> **Work to be completed**
Copy out all of the material exactly.

> **Records**
☆ ☆ ☆ ☆ ☆ ☆ ☆
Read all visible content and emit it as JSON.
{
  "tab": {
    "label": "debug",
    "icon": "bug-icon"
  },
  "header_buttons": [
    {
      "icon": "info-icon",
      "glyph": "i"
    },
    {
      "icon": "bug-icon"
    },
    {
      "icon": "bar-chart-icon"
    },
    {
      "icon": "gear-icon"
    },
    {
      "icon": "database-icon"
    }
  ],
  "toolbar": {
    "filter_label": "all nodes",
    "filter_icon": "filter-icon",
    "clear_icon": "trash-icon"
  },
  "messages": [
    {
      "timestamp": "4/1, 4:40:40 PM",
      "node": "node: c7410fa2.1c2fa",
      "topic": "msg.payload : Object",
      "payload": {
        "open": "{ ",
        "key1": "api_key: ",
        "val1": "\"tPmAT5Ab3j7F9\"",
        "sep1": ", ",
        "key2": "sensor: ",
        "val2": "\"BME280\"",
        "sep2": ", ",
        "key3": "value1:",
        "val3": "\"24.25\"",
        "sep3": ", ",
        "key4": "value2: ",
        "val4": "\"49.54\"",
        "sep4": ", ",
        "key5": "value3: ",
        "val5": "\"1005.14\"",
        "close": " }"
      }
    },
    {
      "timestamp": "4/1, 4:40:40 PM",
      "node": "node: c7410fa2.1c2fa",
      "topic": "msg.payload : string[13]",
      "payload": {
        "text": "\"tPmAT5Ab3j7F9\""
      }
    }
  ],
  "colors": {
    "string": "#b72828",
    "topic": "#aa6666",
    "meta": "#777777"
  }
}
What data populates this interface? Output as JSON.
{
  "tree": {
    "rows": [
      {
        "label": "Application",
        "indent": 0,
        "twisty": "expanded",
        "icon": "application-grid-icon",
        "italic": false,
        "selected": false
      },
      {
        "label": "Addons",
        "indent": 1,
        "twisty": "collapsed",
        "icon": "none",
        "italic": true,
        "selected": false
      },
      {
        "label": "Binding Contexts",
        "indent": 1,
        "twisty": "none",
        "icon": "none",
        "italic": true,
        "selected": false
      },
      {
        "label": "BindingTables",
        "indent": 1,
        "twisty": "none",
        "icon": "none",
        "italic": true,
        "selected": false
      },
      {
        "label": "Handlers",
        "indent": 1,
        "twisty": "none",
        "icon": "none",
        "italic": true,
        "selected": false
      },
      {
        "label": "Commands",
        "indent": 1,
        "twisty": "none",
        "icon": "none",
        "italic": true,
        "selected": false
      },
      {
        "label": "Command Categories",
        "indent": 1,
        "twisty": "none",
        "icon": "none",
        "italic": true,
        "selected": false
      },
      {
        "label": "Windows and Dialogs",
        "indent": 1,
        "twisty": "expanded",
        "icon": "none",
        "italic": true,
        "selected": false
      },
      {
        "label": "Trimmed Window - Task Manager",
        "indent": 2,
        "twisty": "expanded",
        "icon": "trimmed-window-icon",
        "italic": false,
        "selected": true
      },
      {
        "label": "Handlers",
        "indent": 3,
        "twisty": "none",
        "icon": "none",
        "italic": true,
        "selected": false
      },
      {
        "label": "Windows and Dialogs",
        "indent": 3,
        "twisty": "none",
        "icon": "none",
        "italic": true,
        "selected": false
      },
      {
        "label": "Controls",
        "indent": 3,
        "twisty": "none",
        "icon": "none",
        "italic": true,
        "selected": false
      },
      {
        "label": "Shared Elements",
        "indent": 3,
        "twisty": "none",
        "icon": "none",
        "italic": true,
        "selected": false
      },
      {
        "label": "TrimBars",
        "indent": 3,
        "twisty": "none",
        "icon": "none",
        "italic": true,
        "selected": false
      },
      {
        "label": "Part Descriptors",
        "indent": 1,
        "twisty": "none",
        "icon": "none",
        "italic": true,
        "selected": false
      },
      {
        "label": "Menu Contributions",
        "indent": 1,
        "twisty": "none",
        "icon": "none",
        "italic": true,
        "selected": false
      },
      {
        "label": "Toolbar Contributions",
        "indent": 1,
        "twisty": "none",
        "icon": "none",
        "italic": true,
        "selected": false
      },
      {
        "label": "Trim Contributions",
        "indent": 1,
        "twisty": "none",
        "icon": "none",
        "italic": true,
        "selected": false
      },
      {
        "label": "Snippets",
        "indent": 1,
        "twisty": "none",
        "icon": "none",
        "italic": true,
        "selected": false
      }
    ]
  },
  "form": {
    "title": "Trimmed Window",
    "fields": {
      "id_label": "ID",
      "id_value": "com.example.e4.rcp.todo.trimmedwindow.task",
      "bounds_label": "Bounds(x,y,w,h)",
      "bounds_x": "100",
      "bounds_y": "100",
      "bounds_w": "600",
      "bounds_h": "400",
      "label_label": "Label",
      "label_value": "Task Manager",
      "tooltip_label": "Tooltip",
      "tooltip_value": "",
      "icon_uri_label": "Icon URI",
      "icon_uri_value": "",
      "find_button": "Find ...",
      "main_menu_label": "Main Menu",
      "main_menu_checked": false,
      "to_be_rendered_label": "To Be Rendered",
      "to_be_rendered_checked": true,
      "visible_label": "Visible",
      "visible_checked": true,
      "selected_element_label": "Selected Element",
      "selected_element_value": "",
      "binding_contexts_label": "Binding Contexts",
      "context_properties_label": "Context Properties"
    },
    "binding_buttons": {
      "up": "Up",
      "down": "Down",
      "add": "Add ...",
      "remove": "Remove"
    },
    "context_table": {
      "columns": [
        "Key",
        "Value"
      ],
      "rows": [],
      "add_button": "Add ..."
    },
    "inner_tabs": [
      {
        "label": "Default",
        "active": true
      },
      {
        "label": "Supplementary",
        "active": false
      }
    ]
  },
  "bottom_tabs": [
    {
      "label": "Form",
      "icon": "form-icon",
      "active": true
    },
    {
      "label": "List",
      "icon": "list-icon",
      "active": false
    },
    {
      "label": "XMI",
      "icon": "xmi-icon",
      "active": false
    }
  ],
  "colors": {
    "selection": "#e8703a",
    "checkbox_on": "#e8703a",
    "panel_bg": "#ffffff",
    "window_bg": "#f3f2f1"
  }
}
☆ ☆ ☆ ☆ ☆ ☆ ☆
> **Exercise response**
Read all visible content and emit it as JSON.
{
  "tab": {
    "label": "debug",
    "icon": "bug-icon"
  },
  "header_buttons": [
    {
      "icon": "info-icon",
      "glyph": "i"
    },
    {
      "icon": "bug-icon"
    },
    {
      "icon": "bar-chart-icon"
    },
    {
      "icon": "gear-icon"
    },
    {
      "icon": "database-icon"
    }
  ],
  "toolbar": {
    "filter_label": "all nodes",
    "filter_icon": "filter-icon",
    "clear_icon": "trash-icon"
  },
  "messages": [
    {
      "timestamp": "4/1, 4:40:40 PM",
      "node": "node: c7410fa2.1c2fa",
      "topic": "msg.payload : Object",
      "payload": {
        "open": "{ ",
        "key1": "api_key: ",
        "val1": "\"tPmAT5Ab3j7F9\"",
        "sep1": ", ",
        "key2": "sensor: ",
        "val2": "\"BME280\"",
        "sep2": ", ",
        "key3": "value1:",
        "val3": "\"24.25\"",
        "sep3": ", ",
        "key4": "value2: ",
        "val4": "\"49.54\"",
        "sep4": ", ",
        "key5": "value3: ",
        "val5": "\"1005.14\"",
        "close": " }"
      }
    },
    {
      "timestamp": "4/1, 4:40:40 PM",
      "node": "node: c7410fa2.1c2fa",
      "topic": "msg.payload : string[13]",
      "payload": {
        "text": "\"tPmAT5Ab3j7F9\""
      }
    }
  ],
  "colors": {
    "string": "#b72828",
    "topic": "#aa6666",
    "meta": "#777777"
  }
}
What data populates this interface? Output as JSON.
{
  "tree": {
    "rows": [
      {
        "label": "Application",
        "indent": 0,
        "twisty": "expanded",
        "icon": "application-grid-icon",
        "italic": false,
        "selected": false
      },
      {
        "label": "Addons",
        "indent": 1,
        "twisty": "collapsed",
        "icon": "none",
        "italic": true,
        "selected": false
      },
      {
        "label": "Binding Contexts",
        "indent": 1,
        "twisty": "none",
        "icon": "none",
        "italic": true,
        "selected": false
      },
      {
        "label": "BindingTables",
        "indent": 1,
        "twisty": "none",
        "icon": "none",
        "italic": true,
        "selected": false
      },
      {
        "label": "Handlers",
        "indent": 1,
        "twisty": "none",
        "icon": "none",
        "italic": true,
        "selected": false
      },
      {
        "label": "Commands",
        "indent": 1,
        "twisty": "none",
        "icon": "none",
        "italic": true,
        "selected": false
      },
      {
        "label": "Command Categories",
        "indent": 1,
        "twisty": "none",
        "icon": "none",
        "italic": true,
        "selected": false
      },
      {
        "label": "Windows and Dialogs",
        "indent": 1,
        "twisty": "expanded",
        "icon": "none",
        "italic": true,
        "selected": false
      },
      {
        "label": "Trimmed Window - Task Manager",
        "indent": 2,
        "twisty": "expanded",
        "icon": "trimmed-window-icon",
        "italic": false,
        "selected": true
      },
      {
        "label": "Handlers",
        "indent": 3,
        "twisty": "none",
        "icon": "none",
        "italic": true,
        "selected": false
      },
      {
        "label": "Windows and Dialogs",
        "indent": 3,
        "twisty": "none",
        "icon": "none",
        "italic": true,
        "selected": false
      },
      {
        "label": "Controls",
        "indent": 3,
        "twisty": "none",
        "icon": "none",
        "italic": true,
        "selected": false
      },
      {
        "label": "Shared Elements",
        "indent": 3,
        "twisty": "none",
        "icon": "none",
        "italic": true,
        "selected": false
      },
      {
        "label": "TrimBars",
        "indent": 3,
        "twisty": "none",
        "icon": "none",
        "italic": true,
        "selected": false
      },
      {
        "label": "Part Descriptors",
        "indent": 1,
        "twisty": "none",
        "icon": "none",
        "italic": true,
        "selected": false
      },
      {
        "label": "Menu Contributions",
        "indent": 1,
        "twisty": "none",
        "icon": "none",
        "italic": true,
        "selected": false
      },
      {
        "label": "Toolbar Contributions",
        "indent": 1,
        "twisty": "none",
        "icon": "none",
        "italic": true,
        "selected": false
      },
      {
        "label": "Trim Contributions",
        "indent": 1,
        "twisty": "none",
        "icon": "none",
        "italic": true,
        "selected": false
      },
      {
        "label": "Snippets",
        "indent": 1,
        "twisty": "none",
        "icon": "none",
        "italic": true,
        "selected": false
      }
    ]
  },
  "form": {
    "title": "Trimmed Window",
    "fields": {
      "id_label": "ID",
      "id_value": "com.example.e4.rcp.todo.trimmedwindow.task",
      "bounds_label": "Bounds(x,y,w,h)",
      "bounds_x": "100",
      "bounds_y": "100",
      "bounds_w": "600",
      "bounds_h": "400",
      "label_label": "Label",
      "label_value": "Task Manager",
      "tooltip_label": "Tooltip",
      "tooltip_value": "",
      "icon_uri_label": "Icon URI",
      "icon_uri_value": "",
      "find_button": "Find ...",
      "main_menu_label": "Main Menu",
      "main_menu_checked": false,
      "to_be_rendered_label": "To Be Rendered",
      "to_be_rendered_checked": true,
      "visible_label": "Visible",
      "visible_checked": true,
      "selected_element_label": "Selected Element",
      "selected_element_value": "",
      "binding_contexts_label": "Binding Contexts",
      "context_properties_label": "Context Properties"
    },
    "binding_buttons": {
      "up": "Up",
      "down": "Down",
      "add": "Add ...",
      "remove": "Remove"
    },
    "context_table": {
      "columns": [
        "Key",
        "Value"
      ],
      "rows": [],
      "add_button": "Add ..."
    },
    "inner_tabs": [
      {
        "label": "Default",
        "active": true
      },
      {
        "label": "Supplementary",
        "active": false
      }
    ]
  },
  "bottom_tabs": [
    {
      "label": "Form",
      "icon": "form-icon",
      "active": true
    },
    {
      "label": "List",
      "icon": "list-icon",
      "active": false
    },
    {
      "label": "XMI",
      "icon": "xmi-icon",
      "active": false
    }
  ],
  "colors": {
    "selection": "#e8703a",
    "checkbox_on": "#e8703a",
    "panel_bg": "#ffffff",
    "window_bg": "#f3f2f1"
  }
}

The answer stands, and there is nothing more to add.